**What to do:** Look at each line of the records and count those with "into" in them. Please answer with the count alone.

start

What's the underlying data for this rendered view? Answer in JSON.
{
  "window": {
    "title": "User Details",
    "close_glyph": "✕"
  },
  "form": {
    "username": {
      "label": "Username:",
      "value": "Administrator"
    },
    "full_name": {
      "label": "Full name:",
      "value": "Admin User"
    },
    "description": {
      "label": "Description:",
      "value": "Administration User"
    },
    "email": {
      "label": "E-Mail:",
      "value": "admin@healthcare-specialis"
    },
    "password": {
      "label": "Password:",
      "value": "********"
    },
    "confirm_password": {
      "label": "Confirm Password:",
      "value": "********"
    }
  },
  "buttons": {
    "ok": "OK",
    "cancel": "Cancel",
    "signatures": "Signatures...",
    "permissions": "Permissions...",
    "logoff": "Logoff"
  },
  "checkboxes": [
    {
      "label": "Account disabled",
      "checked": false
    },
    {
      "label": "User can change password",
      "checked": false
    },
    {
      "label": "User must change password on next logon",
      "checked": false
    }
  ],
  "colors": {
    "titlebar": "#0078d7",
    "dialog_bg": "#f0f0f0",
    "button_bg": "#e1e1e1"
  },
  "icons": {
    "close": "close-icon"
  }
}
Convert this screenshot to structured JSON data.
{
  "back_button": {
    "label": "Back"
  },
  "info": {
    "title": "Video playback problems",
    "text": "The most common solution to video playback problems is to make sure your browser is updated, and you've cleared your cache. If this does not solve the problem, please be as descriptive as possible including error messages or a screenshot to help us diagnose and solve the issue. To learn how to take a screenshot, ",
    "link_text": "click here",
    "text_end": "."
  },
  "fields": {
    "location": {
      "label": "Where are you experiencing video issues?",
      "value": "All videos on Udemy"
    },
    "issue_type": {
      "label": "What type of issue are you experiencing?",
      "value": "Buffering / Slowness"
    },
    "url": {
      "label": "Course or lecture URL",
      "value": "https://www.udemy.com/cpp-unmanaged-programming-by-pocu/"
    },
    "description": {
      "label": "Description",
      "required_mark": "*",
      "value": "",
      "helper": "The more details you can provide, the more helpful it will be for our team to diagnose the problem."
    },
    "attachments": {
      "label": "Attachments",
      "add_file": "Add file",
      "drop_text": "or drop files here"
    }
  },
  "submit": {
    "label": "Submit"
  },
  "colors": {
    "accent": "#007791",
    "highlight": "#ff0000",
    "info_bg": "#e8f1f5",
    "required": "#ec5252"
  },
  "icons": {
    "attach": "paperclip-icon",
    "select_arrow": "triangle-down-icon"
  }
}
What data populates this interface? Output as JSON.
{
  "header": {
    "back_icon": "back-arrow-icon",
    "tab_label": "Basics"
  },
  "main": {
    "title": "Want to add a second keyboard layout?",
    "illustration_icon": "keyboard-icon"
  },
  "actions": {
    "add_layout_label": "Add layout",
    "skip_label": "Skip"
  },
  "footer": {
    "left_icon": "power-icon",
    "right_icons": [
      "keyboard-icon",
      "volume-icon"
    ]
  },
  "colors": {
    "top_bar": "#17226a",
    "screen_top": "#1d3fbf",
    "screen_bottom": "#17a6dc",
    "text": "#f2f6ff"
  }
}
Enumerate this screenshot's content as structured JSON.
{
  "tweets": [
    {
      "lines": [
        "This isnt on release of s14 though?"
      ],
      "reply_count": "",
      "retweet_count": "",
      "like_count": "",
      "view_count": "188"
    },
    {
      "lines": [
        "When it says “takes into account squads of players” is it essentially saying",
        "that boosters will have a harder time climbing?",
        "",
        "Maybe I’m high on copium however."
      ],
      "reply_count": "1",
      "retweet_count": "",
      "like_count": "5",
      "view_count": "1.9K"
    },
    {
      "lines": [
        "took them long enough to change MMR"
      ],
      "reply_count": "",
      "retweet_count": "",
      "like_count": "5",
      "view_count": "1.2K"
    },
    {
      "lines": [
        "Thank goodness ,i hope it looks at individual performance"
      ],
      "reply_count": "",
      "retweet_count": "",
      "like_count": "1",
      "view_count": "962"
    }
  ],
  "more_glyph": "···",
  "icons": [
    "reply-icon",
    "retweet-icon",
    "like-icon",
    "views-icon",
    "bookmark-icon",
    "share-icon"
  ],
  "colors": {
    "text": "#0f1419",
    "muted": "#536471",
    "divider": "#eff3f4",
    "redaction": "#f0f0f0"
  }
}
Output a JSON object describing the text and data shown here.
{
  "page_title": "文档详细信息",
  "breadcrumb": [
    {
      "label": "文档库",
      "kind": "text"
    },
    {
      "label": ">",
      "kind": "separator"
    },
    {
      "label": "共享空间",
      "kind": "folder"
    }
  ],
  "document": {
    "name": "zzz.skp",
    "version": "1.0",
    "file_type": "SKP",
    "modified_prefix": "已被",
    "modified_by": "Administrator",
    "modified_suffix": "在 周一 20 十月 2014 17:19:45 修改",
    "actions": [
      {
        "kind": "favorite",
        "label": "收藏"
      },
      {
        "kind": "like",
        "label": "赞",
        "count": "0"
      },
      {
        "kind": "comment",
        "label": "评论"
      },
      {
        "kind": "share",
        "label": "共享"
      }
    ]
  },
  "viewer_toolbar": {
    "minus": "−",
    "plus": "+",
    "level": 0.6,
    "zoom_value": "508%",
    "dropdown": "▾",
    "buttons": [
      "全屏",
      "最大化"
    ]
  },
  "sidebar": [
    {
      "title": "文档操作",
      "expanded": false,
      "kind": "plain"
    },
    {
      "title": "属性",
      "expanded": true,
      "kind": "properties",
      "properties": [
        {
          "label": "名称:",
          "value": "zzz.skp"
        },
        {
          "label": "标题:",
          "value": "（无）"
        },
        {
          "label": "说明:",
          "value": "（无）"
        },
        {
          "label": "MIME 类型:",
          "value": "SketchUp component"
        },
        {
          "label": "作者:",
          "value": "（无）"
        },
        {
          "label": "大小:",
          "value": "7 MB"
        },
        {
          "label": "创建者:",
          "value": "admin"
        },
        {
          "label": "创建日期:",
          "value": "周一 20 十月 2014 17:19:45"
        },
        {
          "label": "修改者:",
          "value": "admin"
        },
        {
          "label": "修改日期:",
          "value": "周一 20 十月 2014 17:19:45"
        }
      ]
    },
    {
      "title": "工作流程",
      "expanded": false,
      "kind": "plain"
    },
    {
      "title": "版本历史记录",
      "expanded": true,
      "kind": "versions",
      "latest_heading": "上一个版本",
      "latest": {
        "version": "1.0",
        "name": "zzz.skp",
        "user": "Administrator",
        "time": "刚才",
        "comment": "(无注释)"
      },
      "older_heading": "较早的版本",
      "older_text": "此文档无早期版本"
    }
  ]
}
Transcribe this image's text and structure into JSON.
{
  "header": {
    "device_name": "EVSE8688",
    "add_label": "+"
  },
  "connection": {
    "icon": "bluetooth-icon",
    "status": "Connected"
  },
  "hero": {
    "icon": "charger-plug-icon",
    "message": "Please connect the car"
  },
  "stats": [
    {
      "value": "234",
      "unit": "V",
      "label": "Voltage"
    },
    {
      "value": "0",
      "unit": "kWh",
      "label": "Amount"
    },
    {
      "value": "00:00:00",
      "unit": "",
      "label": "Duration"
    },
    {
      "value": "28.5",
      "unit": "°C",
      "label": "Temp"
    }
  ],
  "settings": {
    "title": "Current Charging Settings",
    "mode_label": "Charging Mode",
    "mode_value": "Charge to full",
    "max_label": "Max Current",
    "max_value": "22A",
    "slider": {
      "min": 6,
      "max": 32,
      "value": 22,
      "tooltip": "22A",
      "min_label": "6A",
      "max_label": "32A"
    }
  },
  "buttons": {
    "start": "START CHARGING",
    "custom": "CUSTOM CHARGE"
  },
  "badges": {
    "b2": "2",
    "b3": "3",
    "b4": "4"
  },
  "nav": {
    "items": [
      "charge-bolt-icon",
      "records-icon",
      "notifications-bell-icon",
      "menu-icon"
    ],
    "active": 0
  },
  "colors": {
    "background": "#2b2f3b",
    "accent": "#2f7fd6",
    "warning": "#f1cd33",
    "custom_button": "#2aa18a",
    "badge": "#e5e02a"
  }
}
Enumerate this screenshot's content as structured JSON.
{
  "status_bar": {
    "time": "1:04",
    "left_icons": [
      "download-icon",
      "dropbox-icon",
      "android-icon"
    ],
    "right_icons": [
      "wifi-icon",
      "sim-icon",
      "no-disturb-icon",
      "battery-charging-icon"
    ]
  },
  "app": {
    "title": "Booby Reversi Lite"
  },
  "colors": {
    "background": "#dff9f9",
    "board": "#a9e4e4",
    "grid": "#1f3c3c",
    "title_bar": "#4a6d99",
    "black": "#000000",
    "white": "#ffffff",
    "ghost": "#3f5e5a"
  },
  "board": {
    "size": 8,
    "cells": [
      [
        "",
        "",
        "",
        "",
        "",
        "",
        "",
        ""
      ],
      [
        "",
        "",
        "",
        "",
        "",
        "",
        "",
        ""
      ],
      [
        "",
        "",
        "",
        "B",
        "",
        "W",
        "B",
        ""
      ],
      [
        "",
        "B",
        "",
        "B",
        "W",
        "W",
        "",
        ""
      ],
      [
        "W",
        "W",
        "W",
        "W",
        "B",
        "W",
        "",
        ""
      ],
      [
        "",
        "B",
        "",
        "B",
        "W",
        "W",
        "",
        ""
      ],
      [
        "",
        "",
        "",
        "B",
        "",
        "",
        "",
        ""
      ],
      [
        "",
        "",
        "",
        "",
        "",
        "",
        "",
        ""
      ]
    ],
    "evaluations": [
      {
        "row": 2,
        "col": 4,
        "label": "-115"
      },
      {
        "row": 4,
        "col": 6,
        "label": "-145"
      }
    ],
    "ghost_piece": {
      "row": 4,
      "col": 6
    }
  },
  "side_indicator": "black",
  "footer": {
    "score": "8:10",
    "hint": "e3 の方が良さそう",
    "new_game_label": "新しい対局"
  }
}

end

**Exercise answer:** 2